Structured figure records
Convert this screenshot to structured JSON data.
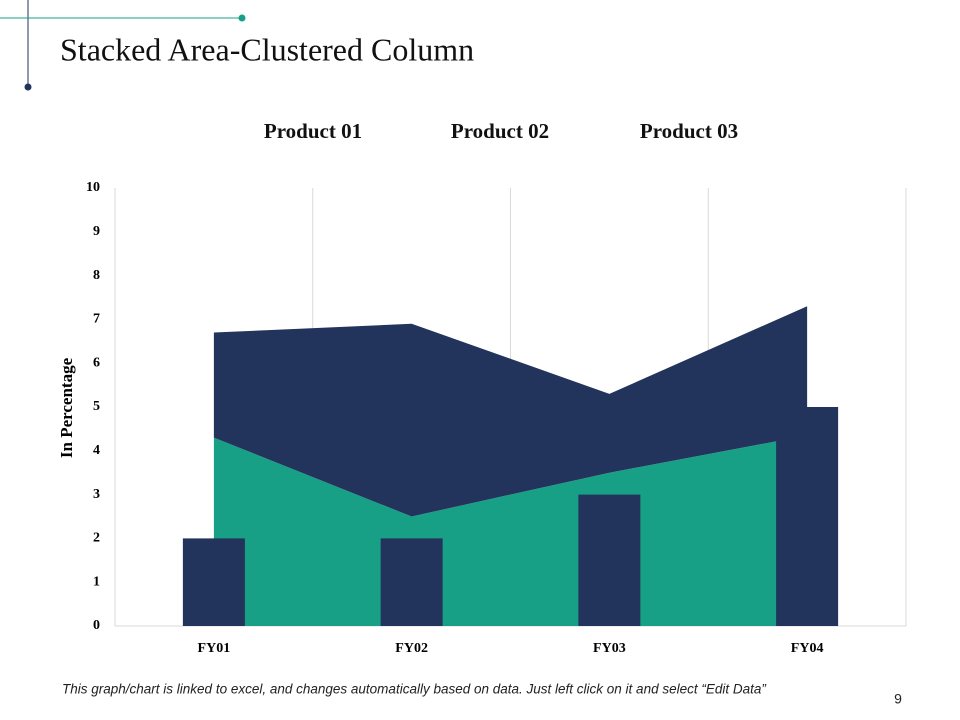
{
  "chart_data": {
    "type": "combo",
    "title": "Stacked Area-Clustered Column",
    "categories": [
      "FY01",
      "FY02",
      "FY03",
      "FY04"
    ],
    "series": [
      {
        "name": "Product 01",
        "type": "bar",
        "color": "#22335c",
        "values": [
          2,
          2,
          3,
          5
        ]
      },
      {
        "name": "Product 02",
        "type": "area",
        "color": "#18a086",
        "values": [
          4.3,
          2.5,
          3.5,
          4.35
        ]
      },
      {
        "name": "Product 03",
        "type": "area",
        "color": "#22335c",
        "values": [
          2.4,
          4.4,
          1.8,
          2.95
        ]
      }
    ],
    "ylabel": "In Percentage",
    "ylim": [
      0,
      10
    ],
    "yticks": [
      0,
      1,
      2,
      3,
      4,
      5,
      6,
      7,
      8,
      9,
      10
    ],
    "grid": true,
    "legend": "top"
  },
  "footer": "This graph/chart is linked to excel, and changes automatically based on data. Just left click on it and select “Edit Data”",
  "page_number": "9"
}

### Exercise description
Make an exact copy of the records shown above, without the pictures.

### Exercise result
Convert this screenshot to structured JSON data.
{
  "chart_data": {
    "type": "combo",
    "title": "Stacked Area-Clustered Column",
    "categories": [
      "FY01",
      "FY02",
      "FY03",
      "FY04"
    ],
    "series": [
      {
        "name": "Product 01",
        "type": "bar",
        "color": "#22335c",
        "values": [
          2,
          2,
          3,
          5
        ]
      },
      {
        "name": "Product 02",
        "type": "area",
        "color": "#18a086",
        "values": [
          4.3,
          2.5,
          3.5,
          4.35
        ]
      },
      {
        "name": "Product 03",
        "type": "area",
        "color": "#22335c",
        "values": [
          2.4,
          4.4,
          1.8,
          2.95
        ]
      }
    ],
    "ylabel": "In Percentage",
    "ylim": [
      0,
      10
    ],
    "yticks": [
      0,
      1,
      2,
      3,
      4,
      5,
      6,
      7,
      8,
      9,
      10
    ],
    "grid": true,
    "legend": "top"
  },
  "footer": "This graph/chart is linked to excel, and changes automatically based on data. Just left click on it and select “Edit Data”",
  "page_number": "9"
}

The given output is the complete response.